-- Exercise input start --

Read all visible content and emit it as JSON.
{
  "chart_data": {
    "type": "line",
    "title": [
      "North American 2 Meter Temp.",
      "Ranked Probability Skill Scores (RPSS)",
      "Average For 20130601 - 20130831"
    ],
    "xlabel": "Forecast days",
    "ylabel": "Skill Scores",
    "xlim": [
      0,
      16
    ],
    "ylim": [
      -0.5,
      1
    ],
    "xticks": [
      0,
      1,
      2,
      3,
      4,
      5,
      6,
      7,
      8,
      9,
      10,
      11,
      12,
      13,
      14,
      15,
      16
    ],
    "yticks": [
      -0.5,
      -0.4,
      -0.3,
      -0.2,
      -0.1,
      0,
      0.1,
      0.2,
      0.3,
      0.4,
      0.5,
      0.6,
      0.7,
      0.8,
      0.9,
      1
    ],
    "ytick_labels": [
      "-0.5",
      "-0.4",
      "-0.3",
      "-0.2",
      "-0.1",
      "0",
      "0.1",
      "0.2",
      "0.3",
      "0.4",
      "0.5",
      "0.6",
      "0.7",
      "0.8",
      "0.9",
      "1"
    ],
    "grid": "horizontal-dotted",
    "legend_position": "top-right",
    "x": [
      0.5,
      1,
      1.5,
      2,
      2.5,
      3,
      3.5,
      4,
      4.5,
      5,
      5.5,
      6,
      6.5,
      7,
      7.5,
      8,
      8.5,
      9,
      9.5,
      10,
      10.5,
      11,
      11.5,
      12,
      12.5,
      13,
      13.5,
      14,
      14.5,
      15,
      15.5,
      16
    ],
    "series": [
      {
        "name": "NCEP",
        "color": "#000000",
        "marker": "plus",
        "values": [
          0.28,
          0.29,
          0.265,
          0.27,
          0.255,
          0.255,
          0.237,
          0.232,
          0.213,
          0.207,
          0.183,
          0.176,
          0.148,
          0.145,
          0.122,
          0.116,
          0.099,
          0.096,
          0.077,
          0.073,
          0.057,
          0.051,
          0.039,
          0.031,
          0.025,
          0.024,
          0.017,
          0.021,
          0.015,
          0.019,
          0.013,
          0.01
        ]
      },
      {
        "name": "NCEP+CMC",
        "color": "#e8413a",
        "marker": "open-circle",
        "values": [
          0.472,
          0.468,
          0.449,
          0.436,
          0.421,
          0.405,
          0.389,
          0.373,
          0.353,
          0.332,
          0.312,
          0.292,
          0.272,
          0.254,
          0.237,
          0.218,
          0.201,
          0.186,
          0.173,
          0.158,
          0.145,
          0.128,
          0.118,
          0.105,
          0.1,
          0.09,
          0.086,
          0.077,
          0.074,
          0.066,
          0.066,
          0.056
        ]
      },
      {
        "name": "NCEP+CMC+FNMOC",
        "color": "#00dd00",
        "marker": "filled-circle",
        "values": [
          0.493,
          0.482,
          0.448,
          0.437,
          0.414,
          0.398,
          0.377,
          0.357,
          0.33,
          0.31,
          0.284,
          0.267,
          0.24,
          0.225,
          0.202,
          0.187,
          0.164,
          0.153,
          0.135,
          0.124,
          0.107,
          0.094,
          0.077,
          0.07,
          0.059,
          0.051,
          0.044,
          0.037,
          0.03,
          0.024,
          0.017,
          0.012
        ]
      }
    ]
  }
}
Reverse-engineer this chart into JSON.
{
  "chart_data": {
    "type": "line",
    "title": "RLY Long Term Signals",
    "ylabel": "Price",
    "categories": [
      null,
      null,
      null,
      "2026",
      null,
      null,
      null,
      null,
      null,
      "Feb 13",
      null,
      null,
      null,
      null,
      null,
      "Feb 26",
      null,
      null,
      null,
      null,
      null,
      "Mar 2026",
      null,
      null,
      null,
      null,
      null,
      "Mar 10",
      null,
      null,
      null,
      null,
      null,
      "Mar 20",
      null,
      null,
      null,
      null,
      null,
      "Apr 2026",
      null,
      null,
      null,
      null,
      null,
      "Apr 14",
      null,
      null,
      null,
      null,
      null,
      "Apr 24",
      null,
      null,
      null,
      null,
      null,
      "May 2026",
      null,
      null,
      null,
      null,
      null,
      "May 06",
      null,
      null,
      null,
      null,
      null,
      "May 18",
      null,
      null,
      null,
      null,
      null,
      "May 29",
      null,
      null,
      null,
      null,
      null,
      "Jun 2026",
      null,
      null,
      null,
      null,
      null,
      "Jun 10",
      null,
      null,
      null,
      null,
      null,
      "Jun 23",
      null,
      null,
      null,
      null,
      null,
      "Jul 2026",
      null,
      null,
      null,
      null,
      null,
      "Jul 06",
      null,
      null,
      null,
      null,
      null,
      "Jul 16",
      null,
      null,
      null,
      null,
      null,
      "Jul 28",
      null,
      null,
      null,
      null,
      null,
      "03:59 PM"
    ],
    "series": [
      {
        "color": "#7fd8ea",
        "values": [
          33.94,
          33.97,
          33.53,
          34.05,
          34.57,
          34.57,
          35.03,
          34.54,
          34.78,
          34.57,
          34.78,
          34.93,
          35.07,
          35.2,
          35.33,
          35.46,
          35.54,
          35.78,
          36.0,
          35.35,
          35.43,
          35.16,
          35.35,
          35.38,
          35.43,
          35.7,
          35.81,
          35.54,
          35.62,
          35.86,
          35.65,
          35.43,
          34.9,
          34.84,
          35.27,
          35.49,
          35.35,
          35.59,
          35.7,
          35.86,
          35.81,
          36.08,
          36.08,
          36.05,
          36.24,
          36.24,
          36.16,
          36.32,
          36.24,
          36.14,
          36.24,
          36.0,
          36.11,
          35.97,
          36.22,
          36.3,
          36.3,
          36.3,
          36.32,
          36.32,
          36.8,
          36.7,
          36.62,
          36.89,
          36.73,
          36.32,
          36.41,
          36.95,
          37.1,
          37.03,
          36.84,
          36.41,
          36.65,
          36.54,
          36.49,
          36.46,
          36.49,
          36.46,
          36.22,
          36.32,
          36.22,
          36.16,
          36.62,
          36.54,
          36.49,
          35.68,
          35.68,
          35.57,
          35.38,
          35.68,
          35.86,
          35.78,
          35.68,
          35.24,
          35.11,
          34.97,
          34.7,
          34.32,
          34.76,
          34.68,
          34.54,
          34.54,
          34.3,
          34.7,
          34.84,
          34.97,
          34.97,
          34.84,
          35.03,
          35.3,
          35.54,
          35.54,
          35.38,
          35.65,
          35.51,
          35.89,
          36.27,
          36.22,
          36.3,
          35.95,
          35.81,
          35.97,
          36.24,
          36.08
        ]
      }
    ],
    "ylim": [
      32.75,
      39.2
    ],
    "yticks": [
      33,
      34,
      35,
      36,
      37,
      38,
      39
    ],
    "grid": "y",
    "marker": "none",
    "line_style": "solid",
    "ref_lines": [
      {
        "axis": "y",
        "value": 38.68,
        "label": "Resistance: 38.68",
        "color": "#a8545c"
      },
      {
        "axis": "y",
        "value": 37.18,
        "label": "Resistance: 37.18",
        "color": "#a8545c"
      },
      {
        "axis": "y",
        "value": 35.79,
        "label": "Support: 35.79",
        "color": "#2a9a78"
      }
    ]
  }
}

-- Exercise input end --

The request: Look through the entries above; copy each line where the string "NCEP" appears.

Response to this exercise:
        "name": "NCEP",
        "name": "NCEP+CMC",
        "name": "NCEP+CMC+FNMOC",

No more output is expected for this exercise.